**** Items

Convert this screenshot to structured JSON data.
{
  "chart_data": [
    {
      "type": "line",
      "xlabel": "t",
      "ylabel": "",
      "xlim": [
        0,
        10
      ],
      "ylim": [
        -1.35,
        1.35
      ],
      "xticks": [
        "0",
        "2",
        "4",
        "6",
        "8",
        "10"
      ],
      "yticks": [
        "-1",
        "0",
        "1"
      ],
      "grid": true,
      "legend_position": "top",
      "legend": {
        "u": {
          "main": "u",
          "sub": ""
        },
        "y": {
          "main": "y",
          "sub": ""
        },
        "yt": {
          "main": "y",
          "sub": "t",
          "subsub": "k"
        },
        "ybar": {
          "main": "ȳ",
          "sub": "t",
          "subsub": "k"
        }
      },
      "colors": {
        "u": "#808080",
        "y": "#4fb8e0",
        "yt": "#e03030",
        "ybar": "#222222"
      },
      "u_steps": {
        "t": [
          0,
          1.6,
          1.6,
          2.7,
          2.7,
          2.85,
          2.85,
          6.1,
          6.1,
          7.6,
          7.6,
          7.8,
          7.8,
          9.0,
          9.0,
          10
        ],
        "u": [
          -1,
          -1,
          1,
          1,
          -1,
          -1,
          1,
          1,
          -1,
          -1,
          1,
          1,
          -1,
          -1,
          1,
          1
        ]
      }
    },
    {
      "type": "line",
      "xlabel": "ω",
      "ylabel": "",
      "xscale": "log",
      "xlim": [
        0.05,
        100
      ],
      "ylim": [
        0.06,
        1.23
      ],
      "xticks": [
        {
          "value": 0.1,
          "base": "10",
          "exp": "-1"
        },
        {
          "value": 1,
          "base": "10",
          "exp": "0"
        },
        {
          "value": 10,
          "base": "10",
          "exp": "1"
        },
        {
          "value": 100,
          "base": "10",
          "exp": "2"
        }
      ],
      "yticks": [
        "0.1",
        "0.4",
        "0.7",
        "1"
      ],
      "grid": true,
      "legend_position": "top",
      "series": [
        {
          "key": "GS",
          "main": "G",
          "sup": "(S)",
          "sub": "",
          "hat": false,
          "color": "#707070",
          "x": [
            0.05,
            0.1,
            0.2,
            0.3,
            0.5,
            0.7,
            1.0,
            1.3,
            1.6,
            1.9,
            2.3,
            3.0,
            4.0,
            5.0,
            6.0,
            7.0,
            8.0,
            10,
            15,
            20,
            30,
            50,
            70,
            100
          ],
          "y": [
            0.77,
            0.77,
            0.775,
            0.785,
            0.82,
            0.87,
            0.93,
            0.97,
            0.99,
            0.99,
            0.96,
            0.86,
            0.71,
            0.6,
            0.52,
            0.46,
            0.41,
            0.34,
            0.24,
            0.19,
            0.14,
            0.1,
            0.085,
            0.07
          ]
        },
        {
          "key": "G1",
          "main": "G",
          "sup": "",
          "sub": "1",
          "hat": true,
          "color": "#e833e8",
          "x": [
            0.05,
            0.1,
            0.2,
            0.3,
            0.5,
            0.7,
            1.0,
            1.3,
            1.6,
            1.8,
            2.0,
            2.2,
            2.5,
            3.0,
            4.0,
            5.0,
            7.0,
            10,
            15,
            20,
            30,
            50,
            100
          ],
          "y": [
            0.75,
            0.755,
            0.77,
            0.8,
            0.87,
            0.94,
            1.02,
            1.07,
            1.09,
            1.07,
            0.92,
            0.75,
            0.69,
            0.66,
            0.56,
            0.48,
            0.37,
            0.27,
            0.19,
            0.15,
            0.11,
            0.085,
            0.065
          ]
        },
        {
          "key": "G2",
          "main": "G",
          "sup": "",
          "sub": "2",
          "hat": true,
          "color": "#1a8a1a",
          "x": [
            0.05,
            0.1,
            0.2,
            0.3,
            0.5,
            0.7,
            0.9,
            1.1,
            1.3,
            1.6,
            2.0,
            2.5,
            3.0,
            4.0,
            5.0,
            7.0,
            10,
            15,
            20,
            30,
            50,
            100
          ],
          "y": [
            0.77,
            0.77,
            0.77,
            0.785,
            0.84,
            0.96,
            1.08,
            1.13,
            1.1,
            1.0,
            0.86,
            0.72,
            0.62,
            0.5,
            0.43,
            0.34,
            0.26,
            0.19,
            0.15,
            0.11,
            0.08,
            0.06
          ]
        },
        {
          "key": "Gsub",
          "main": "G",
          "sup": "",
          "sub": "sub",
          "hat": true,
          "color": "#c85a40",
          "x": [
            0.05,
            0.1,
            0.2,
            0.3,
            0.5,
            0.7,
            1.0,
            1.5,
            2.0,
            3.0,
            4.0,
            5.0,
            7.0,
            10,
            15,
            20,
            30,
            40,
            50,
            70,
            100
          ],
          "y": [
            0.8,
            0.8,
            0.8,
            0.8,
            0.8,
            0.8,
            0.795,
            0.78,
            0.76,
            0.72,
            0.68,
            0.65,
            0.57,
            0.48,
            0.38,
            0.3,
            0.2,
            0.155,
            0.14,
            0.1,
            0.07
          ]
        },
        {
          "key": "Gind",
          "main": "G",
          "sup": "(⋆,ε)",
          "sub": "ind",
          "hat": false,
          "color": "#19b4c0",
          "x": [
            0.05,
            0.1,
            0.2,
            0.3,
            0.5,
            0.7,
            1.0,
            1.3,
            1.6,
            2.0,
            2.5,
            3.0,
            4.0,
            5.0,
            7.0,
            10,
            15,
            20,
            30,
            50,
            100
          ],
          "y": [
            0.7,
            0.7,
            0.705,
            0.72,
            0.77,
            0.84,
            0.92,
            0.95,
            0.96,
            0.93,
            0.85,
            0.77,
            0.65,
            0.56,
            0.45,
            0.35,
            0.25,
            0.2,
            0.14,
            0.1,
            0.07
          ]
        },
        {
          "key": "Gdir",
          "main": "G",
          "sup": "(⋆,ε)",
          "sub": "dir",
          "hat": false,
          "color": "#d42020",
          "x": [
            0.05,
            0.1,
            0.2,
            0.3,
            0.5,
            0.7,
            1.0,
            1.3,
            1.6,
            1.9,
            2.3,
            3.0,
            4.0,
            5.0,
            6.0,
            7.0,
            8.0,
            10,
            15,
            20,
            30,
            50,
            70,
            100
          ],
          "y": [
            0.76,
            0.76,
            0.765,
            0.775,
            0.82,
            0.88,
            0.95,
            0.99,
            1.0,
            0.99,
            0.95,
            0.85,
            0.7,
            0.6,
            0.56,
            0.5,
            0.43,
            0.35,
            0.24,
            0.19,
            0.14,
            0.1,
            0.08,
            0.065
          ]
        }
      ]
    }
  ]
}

********

* **Objective**
Return the entries above exactly as they appear.

* **Solution for this problem**
Convert this screenshot to structured JSON data.
{
  "chart_data": [
    {
      "type": "line",
      "xlabel": "t",
      "ylabel": "",
      "xlim": [
        0,
        10
      ],
      "ylim": [
        -1.35,
        1.35
      ],
      "xticks": [
        "0",
        "2",
        "4",
        "6",
        "8",
        "10"
      ],
      "yticks": [
        "-1",
        "0",
        "1"
      ],
      "grid": true,
      "legend_position": "top",
      "legend": {
        "u": {
          "main": "u",
          "sub": ""
        },
        "y": {
          "main": "y",
          "sub": ""
        },
        "yt": {
          "main": "y",
          "sub": "t",
          "subsub": "k"
        },
        "ybar": {
          "main": "ȳ",
          "sub": "t",
          "subsub": "k"
        }
      },
      "colors": {
        "u": "#808080",
        "y": "#4fb8e0",
        "yt": "#e03030",
        "ybar": "#222222"
      },
      "u_steps": {
        "t": [
          0,
          1.6,
          1.6,
          2.7,
          2.7,
          2.85,
          2.85,
          6.1,
          6.1,
          7.6,
          7.6,
          7.8,
          7.8,
          9.0,
          9.0,
          10
        ],
        "u": [
          -1,
          -1,
          1,
          1,
          -1,
          -1,
          1,
          1,
          -1,
          -1,
          1,
          1,
          -1,
          -1,
          1,
          1
        ]
      }
    },
    {
      "type": "line",
      "xlabel": "ω",
      "ylabel": "",
      "xscale": "log",
      "xlim": [
        0.05,
        100
      ],
      "ylim": [
        0.06,
        1.23
      ],
      "xticks": [
        {
          "value": 0.1,
          "base": "10",
          "exp": "-1"
        },
        {
          "value": 1,
          "base": "10",
          "exp": "0"
        },
        {
          "value": 10,
          "base": "10",
          "exp": "1"
        },
        {
          "value": 100,
          "base": "10",
          "exp": "2"
        }
      ],
      "yticks": [
        "0.1",
        "0.4",
        "0.7",
        "1"
      ],
      "grid": true,
      "legend_position": "top",
      "series": [
        {
          "key": "GS",
          "main": "G",
          "sup": "(S)",
          "sub": "",
          "hat": false,
          "color": "#707070",
          "x": [
            0.05,
            0.1,
            0.2,
            0.3,
            0.5,
            0.7,
            1.0,
            1.3,
            1.6,
            1.9,
            2.3,
            3.0,
            4.0,
            5.0,
            6.0,
            7.0,
            8.0,
            10,
            15,
            20,
            30,
            50,
            70,
            100
          ],
          "y": [
            0.77,
            0.77,
            0.775,
            0.785,
            0.82,
            0.87,
            0.93,
            0.97,
            0.99,
            0.99,
            0.96,
            0.86,
            0.71,
            0.6,
            0.52,
            0.46,
            0.41,
            0.34,
            0.24,
            0.19,
            0.14,
            0.1,
            0.085,
            0.07
          ]
        },
        {
          "key": "G1",
          "main": "G",
          "sup": "",
          "sub": "1",
          "hat": true,
          "color": "#e833e8",
          "x": [
            0.05,
            0.1,
            0.2,
            0.3,
            0.5,
            0.7,
            1.0,
            1.3,
            1.6,
            1.8,
            2.0,
            2.2,
            2.5,
            3.0,
            4.0,
            5.0,
            7.0,
            10,
            15,
            20,
            30,
            50,
            100
          ],
          "y": [
            0.75,
            0.755,
            0.77,
            0.8,
            0.87,
            0.94,
            1.02,
            1.07,
            1.09,
            1.07,
            0.92,
            0.75,
            0.69,
            0.66,
            0.56,
            0.48,
            0.37,
            0.27,
            0.19,
            0.15,
            0.11,
            0.085,
            0.065
          ]
        },
        {
          "key": "G2",
          "main": "G",
          "sup": "",
          "sub": "2",
          "hat": true,
          "color": "#1a8a1a",
          "x": [
            0.05,
            0.1,
            0.2,
            0.3,
            0.5,
            0.7,
            0.9,
            1.1,
            1.3,
            1.6,
            2.0,
            2.5,
            3.0,
            4.0,
            5.0,
            7.0,
            10,
            15,
            20,
            30,
            50,
            100
          ],
          "y": [
            0.77,
            0.77,
            0.77,
            0.785,
            0.84,
            0.96,
            1.08,
            1.13,
            1.1,
            1.0,
            0.86,
            0.72,
            0.62,
            0.5,
            0.43,
            0.34,
            0.26,
            0.19,
            0.15,
            0.11,
            0.08,
            0.06
          ]
        },
        {
          "key": "Gsub",
          "main": "G",
          "sup": "",
          "sub": "sub",
          "hat": true,
          "color": "#c85a40",
          "x": [
            0.05,
            0.1,
            0.2,
            0.3,
            0.5,
            0.7,
            1.0,
            1.5,
            2.0,
            3.0,
            4.0,
            5.0,
            7.0,
            10,
            15,
            20,
            30,
            40,
            50,
            70,
            100
          ],
          "y": [
            0.8,
            0.8,
            0.8,
            0.8,
            0.8,
            0.8,
            0.795,
            0.78,
            0.76,
            0.72,
            0.68,
            0.65,
            0.57,
            0.48,
            0.38,
            0.3,
            0.2,
            0.155,
            0.14,
            0.1,
            0.07
          ]
        },
        {
          "key": "Gind",
          "main": "G",
          "sup": "(⋆,ε)",
          "sub": "ind",
          "hat": false,
          "color": "#19b4c0",
          "x": [
            0.05,
            0.1,
            0.2,
            0.3,
            0.5,
            0.7,
            1.0,
            1.3,
            1.6,
            2.0,
            2.5,
            3.0,
            4.0,
            5.0,
            7.0,
            10,
            15,
            20,
            30,
            50,
            100
          ],
          "y": [
            0.7,
            0.7,
            0.705,
            0.72,
            0.77,
            0.84,
            0.92,
            0.95,
            0.96,
            0.93,
            0.85,
            0.77,
            0.65,
            0.56,
            0.45,
            0.35,
            0.25,
            0.2,
            0.14,
            0.1,
            0.07
          ]
        },
        {
          "key": "Gdir",
          "main": "G",
          "sup": "(⋆,ε)",
          "sub": "dir",
          "hat": false,
          "color": "#d42020",
          "x": [
            0.05,
            0.1,
            0.2,
            0.3,
            0.5,
            0.7,
            1.0,
            1.3,
            1.6,
            1.9,
            2.3,
            3.0,
            4.0,
            5.0,
            6.0,
            7.0,
            8.0,
            10,
            15,
            20,
            30,
            50,
            70,
            100
          ],
          "y": [
            0.76,
            0.76,
            0.765,
            0.775,
            0.82,
            0.88,
            0.95,
            0.99,
            1.0,
            0.99,
            0.95,
            0.85,
            0.7,
            0.6,
            0.56,
            0.5,
            0.43,
            0.35,
            0.24,
            0.19,
            0.14,
            0.1,
            0.08,
            0.065
          ]
        }
      ]
    }
  ]
}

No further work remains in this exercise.